YOUR GOAL: Copy out every line exactly, passing over the pictures.

LISTED RECORDS:
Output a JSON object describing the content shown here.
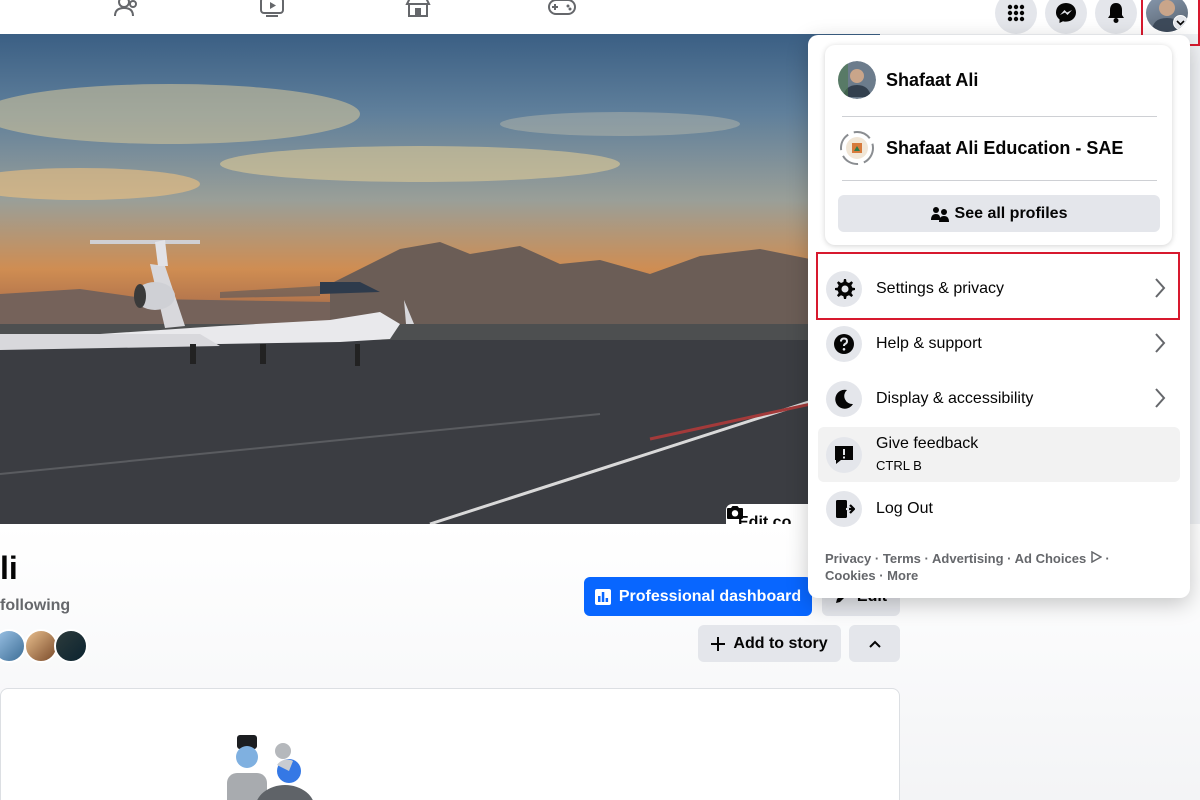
{
  "cover": {
    "edit_cover_label": "Edit co"
  },
  "profile": {
    "name_fragment": "li",
    "following_fragment": "following",
    "professional_dashboard_label": "Professional dashboard",
    "edit_label": "Edit",
    "add_to_story_label": "Add to story"
  },
  "menu": {
    "profiles": [
      {
        "name": "Shafaat Ali"
      },
      {
        "name": "Shafaat Ali Education - SAE"
      }
    ],
    "see_all_profiles_label": "See all profiles",
    "items": [
      {
        "label": "Settings & privacy",
        "icon": "gear-icon"
      },
      {
        "label": "Help & support",
        "icon": "question-icon"
      },
      {
        "label": "Display & accessibility",
        "icon": "moon-icon"
      },
      {
        "label": "Give feedback",
        "sub": "CTRL B",
        "icon": "feedback-icon"
      },
      {
        "label": "Log Out",
        "icon": "logout-icon"
      }
    ],
    "footer": {
      "privacy": "Privacy",
      "terms": "Terms",
      "advertising": "Advertising",
      "ad_choices": "Ad Choices",
      "cookies": "Cookies",
      "more": "More",
      "separator": "·"
    }
  },
  "colors": {
    "brand_blue": "#0866ff",
    "highlight_red": "#d7192e",
    "button_grey": "#e4e6eb"
  }
}
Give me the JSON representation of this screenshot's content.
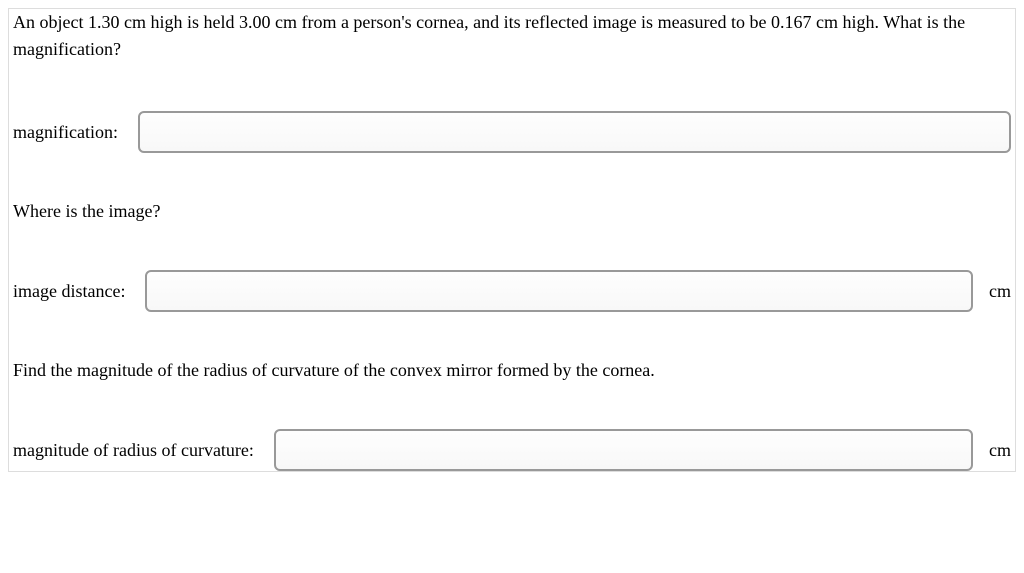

REPLY TO THE TASK:
Output a JSON object describing the content shown here.
{
  "cover": {
    "edit_cover_label": "Edit co"
  },
  "profile": {
    "name_fragment": "li",
    "following_fragment": "following",
    "professional_dashboard_label": "Professional dashboard",
    "edit_label": "Edit",
    "add_to_story_label": "Add to story"
  },
  "menu": {
    "profiles": [
      {
        "name": "Shafaat Ali"
      },
      {
        "name": "Shafaat Ali Education - SAE"
      }
    ],
    "see_all_profiles_label": "See all profiles",
    "items": [
      {
        "label": "Settings & privacy",
        "icon": "gear-icon"
      },
      {
        "label": "Help & support",
        "icon": "question-icon"
      },
      {
        "label": "Display & accessibility",
        "icon": "moon-icon"
      },
      {
        "label": "Give feedback",
        "sub": "CTRL B",
        "icon": "feedback-icon"
      },
      {
        "label": "Log Out",
        "icon": "logout-icon"
      }
    ],
    "footer": {
      "privacy": "Privacy",
      "terms": "Terms",
      "advertising": "Advertising",
      "ad_choices": "Ad Choices",
      "cookies": "Cookies",
      "more": "More",
      "separator": "·"
    }
  },
  "colors": {
    "brand_blue": "#0866ff",
    "highlight_red": "#d7192e",
    "button_grey": "#e4e6eb"
  }
}
Give me the JSON representation of this screenshot's content.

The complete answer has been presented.